**** SELECTED TEXT
Triage Guidelines

Disclaimer

The most important thing: please use common sense. The guidelines below are likely not exhaustive and do not cover every case.

What should be triaged?

All Untriaged DevTools issues, as well as any Unconfirmed issues that also have the TE-NeedsTriageHelp label need to be triaged.

[Query]

Who is triaging?

Right now there is a Google-internal rotation set-up, with people that do weekly shifts. As Microsoft is in an opposite timezone they have a similar rotation on the same triage queue, but during a different time.

  • Google rotation: GMT+1
  • MS rotation: GMT-9

What are the SLOs?

[Query]

Issues in the untriaged queue should receive a meaningful response within a business week. This means that the goal is to make the query mentioned above return zero issues.

How are priorities defined?

  • P0: This needs to be urgently done, fire drill alert!
    • Most of the time, this seldom needs to be used.
    • Critical security exploits that affect stable are a good example for a P0
    • DevTools crashing on startup is a good example
  • P1: This is important. Let’s aim to get this done next
    • Non-critical security fixes will likely be in this category
    • Regression bugs will be likely in this category
    • Important features that partners are waiting for might be in this category
  • P2: We want to do that. The exact time of delivery is not that important though.
********
-- TASKS AND EXERCISES --
A. From the triage guidelines, return the passage starting at "Triage Guidelines" and ending at "cover every case.".
B. Resume the DevTools triage guidelines after their last line.
The items have nothing to do with the triage guidelines.
**** INFORMATION SHOWN
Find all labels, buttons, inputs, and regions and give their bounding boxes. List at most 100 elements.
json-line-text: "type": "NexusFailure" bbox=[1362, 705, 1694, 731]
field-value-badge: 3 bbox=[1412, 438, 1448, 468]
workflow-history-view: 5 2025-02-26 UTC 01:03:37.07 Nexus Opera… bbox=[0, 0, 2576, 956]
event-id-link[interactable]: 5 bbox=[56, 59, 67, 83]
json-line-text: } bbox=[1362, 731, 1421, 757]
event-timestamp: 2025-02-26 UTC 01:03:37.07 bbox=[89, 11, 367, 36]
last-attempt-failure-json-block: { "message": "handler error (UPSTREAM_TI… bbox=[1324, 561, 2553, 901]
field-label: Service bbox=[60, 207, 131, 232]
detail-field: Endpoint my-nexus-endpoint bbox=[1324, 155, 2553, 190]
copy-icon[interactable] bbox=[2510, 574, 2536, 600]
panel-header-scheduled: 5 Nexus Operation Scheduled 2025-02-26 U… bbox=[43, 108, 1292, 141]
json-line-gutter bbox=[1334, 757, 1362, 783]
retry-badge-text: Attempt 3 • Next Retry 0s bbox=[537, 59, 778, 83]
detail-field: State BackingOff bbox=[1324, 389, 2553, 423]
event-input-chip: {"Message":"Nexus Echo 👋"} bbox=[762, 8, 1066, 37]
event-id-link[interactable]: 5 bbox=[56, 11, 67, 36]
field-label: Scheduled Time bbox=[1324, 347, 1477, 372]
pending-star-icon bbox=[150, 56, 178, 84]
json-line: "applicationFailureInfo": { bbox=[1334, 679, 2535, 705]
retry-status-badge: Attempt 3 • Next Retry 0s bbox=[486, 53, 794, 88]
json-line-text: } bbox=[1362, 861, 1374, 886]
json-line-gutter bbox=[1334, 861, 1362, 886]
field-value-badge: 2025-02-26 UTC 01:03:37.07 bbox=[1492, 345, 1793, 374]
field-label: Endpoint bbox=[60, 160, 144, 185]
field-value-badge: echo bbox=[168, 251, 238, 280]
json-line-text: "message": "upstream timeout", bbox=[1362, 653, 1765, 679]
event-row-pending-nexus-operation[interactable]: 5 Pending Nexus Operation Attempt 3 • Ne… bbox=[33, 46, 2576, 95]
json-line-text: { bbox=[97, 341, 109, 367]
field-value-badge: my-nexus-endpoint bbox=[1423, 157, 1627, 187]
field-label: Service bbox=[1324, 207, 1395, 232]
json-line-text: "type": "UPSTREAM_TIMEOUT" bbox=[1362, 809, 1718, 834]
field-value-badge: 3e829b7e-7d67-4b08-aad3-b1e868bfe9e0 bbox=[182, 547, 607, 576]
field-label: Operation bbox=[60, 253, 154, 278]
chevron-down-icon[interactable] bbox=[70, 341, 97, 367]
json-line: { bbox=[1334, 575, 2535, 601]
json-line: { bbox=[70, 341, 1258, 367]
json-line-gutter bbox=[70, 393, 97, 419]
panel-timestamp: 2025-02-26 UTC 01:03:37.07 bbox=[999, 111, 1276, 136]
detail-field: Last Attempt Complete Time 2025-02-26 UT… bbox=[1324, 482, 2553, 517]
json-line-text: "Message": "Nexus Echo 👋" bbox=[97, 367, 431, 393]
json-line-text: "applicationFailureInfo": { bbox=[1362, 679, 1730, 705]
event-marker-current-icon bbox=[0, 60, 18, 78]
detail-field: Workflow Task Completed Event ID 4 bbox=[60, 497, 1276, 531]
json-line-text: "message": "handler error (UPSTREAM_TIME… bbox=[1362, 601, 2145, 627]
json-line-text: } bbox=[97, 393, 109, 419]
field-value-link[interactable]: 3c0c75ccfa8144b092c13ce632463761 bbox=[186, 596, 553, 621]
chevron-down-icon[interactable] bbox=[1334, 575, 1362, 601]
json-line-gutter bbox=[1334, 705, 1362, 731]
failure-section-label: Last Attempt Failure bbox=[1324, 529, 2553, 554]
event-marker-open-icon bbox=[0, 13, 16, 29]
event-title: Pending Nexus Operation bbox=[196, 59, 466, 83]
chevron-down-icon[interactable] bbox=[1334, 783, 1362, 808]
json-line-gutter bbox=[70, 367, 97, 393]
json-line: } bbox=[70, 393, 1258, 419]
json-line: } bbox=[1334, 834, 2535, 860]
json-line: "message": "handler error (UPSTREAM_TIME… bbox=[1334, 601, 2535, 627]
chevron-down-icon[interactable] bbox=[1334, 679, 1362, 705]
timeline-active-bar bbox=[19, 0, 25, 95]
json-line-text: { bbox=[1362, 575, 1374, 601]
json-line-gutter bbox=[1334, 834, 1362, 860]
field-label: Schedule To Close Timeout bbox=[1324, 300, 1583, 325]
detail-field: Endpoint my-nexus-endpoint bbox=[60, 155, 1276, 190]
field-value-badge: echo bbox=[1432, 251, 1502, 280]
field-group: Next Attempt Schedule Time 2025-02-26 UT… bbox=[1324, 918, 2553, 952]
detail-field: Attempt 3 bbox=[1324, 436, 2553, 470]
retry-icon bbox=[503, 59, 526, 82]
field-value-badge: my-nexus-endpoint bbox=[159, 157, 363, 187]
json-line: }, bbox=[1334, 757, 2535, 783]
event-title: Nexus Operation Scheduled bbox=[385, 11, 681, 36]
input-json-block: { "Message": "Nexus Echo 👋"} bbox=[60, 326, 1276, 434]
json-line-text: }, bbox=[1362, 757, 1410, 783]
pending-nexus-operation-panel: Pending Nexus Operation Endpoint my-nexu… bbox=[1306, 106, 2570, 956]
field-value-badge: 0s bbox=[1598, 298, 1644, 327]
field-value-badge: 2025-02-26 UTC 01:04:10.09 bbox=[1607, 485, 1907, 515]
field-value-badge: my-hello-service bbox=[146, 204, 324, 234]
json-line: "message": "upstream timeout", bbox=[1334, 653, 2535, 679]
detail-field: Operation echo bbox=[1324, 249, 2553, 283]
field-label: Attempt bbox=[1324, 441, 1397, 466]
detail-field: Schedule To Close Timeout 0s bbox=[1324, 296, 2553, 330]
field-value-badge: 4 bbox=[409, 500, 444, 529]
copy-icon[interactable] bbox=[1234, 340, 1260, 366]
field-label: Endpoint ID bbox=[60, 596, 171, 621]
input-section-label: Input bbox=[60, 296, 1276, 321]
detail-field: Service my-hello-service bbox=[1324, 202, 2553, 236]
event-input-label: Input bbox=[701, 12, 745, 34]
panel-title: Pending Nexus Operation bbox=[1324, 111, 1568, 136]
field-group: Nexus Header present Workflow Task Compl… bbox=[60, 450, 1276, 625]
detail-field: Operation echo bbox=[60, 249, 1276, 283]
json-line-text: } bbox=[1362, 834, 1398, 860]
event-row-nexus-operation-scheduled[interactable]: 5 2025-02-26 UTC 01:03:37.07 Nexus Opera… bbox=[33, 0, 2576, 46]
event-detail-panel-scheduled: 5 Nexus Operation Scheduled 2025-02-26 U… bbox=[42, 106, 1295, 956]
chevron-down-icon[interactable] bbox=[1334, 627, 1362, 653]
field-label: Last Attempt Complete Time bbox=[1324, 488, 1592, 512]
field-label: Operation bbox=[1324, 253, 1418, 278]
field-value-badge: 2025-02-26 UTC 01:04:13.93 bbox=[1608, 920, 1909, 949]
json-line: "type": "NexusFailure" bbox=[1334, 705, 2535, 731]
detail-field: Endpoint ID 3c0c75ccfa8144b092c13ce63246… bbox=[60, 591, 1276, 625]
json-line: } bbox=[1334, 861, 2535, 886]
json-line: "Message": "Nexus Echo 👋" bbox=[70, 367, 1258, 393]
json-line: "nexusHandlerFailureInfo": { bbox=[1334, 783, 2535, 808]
********
-- REPLIES --
A.
Triage Guidelines

Disclaimer

The most important thing: please use common sense. The guidelines below are likely not exhaustive and do not cover every case.

B.
    • General feature work will likely be in this category
    • Non-severe bugs
  • P3: This is nice, but not important. We unlikely will do work here.
    • Edge-case bugs might fit this category
    • Non-important feature requests too

How should issues be triaged?

An issue is triaged when it meets the following criteria:

  • Priority is set correctly
  • Component is set correctly
  • Type is set correctly especially consider Feature vs Bug vs Bug-Regression
  • Status is set correctly (Available most of the time)
  • Request bisection from the Chrome Test Engineer team by adding the label “Needs-Bisect”.

Setting Assigned or Available

Set issues to Available if they don’t need immediate action and nobody right now and in the short-term future (an iteration) needs to work on it.

If you think they should be addressed in the short-term please add the label “Hotlist-DevTools-CurrentSprint”.

If you think they should be addressed mid-term or the next iteration, please add the label “Hotlist-DevTools-Backlog”

Issues that are handled by Microsoft have the label “Hotlist-DevTools-MS-Backlog” and “Hotlist-DevTools-MS-CurrentSprint” respectively and can be considered triaged.

If you think they are super urgent, please assign them to yangguo@chromium.org and cc bmeurer@chromium.org and hablich@chromium.org.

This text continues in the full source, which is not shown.